» **What this task involves**: From the entries below, copy every line where the string "etmiştir" appears.

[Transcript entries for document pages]
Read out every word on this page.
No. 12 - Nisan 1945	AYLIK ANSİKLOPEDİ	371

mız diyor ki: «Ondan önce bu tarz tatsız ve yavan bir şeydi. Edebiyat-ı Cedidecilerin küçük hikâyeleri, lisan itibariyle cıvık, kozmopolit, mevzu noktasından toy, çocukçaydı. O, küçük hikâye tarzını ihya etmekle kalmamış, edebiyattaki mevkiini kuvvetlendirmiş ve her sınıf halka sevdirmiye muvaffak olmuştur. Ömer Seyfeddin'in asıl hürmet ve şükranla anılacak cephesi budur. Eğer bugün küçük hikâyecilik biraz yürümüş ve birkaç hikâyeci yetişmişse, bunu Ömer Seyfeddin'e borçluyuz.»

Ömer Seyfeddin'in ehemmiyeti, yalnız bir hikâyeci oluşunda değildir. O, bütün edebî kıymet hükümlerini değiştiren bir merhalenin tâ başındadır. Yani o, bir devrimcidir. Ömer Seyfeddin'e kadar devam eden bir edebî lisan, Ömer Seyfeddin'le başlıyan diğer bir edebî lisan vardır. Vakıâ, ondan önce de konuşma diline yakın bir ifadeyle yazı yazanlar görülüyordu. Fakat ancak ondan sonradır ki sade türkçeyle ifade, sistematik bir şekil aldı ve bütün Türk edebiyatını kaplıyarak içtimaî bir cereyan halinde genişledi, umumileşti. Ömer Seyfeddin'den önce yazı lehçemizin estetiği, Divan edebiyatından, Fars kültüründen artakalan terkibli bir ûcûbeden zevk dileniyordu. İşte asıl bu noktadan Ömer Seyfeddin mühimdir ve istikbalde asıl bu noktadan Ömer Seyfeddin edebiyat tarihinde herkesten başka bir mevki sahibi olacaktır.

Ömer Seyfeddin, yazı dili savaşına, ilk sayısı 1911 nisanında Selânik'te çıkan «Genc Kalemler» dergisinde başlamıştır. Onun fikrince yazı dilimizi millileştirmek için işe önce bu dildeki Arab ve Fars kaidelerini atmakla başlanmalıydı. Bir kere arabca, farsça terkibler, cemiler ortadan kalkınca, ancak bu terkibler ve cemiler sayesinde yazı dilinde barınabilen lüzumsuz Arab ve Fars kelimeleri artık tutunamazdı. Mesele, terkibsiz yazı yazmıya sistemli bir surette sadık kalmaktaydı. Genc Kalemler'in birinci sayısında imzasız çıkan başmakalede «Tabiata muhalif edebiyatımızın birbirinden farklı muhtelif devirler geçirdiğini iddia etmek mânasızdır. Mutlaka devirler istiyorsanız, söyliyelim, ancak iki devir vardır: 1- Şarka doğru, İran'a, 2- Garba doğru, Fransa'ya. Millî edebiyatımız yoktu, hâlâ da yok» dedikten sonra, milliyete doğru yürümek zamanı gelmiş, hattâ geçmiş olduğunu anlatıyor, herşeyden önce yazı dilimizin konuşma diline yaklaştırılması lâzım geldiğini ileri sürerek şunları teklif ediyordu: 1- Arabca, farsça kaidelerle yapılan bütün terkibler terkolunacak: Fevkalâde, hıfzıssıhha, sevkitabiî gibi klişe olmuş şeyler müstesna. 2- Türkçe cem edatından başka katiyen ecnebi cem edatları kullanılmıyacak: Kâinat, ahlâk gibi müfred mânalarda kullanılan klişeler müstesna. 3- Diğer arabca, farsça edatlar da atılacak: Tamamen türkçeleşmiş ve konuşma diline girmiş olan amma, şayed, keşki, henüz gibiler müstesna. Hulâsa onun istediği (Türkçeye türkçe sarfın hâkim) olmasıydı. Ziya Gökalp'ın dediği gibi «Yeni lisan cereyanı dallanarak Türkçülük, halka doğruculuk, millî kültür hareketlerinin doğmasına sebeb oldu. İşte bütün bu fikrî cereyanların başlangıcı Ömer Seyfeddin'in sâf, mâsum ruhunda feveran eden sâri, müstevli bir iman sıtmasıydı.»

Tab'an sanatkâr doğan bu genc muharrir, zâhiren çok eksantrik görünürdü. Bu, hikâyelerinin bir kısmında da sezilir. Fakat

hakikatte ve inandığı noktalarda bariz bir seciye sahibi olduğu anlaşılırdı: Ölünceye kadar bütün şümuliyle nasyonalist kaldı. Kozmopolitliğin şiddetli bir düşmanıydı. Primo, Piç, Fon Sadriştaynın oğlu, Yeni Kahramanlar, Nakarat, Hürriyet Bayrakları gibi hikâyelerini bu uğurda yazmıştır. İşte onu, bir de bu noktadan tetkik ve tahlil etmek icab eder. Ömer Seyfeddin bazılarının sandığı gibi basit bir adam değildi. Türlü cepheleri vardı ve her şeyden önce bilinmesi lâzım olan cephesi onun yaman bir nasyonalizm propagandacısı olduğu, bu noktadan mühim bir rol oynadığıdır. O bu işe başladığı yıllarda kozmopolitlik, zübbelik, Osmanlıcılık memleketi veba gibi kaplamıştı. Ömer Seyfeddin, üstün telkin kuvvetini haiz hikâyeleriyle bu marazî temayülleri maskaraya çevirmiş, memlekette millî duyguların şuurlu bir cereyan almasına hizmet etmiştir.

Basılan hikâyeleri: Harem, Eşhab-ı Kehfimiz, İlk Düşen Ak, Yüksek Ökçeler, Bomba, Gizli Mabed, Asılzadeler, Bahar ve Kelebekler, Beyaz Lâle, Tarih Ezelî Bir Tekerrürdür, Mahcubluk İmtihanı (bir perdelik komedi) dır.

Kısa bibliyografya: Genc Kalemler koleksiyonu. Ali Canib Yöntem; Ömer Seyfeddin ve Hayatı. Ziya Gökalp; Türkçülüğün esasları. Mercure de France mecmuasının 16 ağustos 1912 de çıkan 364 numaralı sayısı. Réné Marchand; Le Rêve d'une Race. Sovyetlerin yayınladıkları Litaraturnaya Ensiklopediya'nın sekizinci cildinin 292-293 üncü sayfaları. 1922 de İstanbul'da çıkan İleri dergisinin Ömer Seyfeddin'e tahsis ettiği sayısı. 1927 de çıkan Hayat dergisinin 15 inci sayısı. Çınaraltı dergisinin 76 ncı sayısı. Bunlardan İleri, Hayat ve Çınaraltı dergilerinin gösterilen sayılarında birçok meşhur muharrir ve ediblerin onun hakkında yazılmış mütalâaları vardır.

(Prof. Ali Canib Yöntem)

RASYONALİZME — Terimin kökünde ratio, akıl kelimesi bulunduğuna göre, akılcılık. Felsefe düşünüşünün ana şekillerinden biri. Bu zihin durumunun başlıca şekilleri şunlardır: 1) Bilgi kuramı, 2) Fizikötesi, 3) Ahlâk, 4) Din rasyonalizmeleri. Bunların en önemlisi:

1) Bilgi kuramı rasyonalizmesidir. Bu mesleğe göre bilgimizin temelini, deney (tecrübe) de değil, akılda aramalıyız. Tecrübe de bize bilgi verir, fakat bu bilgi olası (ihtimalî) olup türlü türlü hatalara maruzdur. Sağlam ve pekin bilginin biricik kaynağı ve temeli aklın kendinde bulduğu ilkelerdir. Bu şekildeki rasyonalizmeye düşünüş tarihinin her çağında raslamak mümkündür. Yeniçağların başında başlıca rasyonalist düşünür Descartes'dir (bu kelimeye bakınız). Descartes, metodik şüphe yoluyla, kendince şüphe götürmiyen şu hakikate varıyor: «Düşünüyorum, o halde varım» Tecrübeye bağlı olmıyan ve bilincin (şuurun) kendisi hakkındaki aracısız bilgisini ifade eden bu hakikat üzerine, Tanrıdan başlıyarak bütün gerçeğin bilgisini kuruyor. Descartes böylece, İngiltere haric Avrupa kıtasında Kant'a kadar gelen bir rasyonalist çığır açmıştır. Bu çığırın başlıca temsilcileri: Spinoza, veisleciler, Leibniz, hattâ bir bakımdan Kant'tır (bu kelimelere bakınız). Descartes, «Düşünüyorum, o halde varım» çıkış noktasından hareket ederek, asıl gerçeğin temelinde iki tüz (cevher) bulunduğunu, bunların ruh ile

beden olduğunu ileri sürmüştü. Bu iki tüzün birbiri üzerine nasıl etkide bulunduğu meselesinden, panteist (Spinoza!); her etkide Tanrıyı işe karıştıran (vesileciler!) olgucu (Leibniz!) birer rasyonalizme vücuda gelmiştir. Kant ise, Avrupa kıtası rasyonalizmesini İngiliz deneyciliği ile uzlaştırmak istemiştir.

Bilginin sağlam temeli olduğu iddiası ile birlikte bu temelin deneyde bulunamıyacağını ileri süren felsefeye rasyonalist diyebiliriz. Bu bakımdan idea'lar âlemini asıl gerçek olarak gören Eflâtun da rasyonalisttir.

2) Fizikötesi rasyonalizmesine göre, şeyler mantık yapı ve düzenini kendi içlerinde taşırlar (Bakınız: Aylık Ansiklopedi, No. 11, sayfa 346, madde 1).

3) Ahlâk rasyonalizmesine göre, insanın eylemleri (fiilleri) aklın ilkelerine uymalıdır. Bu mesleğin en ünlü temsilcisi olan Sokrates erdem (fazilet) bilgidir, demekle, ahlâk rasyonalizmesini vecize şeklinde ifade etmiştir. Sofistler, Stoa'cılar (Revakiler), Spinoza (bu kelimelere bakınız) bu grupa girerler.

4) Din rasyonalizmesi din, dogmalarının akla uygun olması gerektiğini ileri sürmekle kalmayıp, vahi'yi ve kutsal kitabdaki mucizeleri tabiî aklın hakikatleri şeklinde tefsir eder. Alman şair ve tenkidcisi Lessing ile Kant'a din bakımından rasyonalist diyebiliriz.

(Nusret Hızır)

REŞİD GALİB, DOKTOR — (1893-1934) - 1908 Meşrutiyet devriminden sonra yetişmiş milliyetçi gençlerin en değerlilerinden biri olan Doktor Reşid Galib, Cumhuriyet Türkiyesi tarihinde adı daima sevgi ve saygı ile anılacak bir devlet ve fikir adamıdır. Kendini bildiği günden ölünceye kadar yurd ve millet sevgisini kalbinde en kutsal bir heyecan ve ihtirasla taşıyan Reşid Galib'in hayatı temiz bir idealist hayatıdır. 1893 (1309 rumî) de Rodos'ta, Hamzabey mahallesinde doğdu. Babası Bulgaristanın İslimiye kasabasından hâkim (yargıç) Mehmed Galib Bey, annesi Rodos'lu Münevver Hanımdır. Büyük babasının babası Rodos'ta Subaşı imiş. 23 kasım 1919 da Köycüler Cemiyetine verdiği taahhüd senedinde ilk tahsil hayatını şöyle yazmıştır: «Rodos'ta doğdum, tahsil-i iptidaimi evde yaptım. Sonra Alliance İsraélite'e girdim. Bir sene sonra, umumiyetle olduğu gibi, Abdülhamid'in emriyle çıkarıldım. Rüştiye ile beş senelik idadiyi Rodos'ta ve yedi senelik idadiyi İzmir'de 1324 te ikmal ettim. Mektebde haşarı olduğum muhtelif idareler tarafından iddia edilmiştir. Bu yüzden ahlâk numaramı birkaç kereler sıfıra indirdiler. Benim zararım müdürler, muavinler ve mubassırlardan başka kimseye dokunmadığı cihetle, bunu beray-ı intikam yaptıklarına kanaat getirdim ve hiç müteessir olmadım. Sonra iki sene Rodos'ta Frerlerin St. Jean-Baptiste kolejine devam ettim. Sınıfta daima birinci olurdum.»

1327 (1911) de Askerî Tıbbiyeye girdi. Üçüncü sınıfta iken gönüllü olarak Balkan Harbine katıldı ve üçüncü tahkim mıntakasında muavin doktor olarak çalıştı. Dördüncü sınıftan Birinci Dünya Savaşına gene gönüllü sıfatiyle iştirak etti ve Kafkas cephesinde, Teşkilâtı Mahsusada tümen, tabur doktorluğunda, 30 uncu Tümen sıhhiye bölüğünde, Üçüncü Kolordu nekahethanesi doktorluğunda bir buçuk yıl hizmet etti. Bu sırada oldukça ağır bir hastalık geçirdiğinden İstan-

» **Answer to this exercise**:
hakikatte ve inandığı noktalarda bariz bir seciye sahibi olduğu anlaşılırdı: Ölünceye kadar bütün şümuliyle nasyonalist kaldı. Kozmopolitliğin şiddetli bir düşmanıydı. Primo, Piç, Fon Sadriştaynın oğlu, Yeni Kahramanlar, Nakarat, Hürriyet Bayrakları gibi hikâyelerini bu uğurda yazmıştır. İşte onu, bir de bu noktadan tetkik ve tahlil etmek icab eder. Ömer Seyfeddin bazılarının sandığı gibi basit bir adam değildi. Türlü cepheleri vardı ve her şeyden önce bilinmesi lâzım olan cephesi onun yaman bir nasyonalizm propagandacısı olduğu, bu noktadan mühim bir rol oynadığıdır. O bu işe başladığı yıllarda kozmopolitlik, zübbelik, Osmanlıcılık memleketi veba gibi kaplamıştı. Ömer Seyfeddin, üstün telkin kuvvetini haiz hikâyeleriyle bu marazî temayülleri maskaraya çevirmiş, memlekette millî duyguların şuurlu bir cereyan almasına hizmet etmiştir.
3) Ahlâk rasyonalizmesine göre, insanın eylemleri (fiilleri) aklın ilkelerine uymalıdır. Bu mesleğin en ünlü temsilcisi olan Sokrates erdem (fazilet) bilgidir, demekle, ahlâk rasyonalizmesini vecize şeklinde ifade etmiştir. Sofistler, Stoa'cılar (Revakiler), Spinoza (bu kelimelere bakınız) bu grupa girerler.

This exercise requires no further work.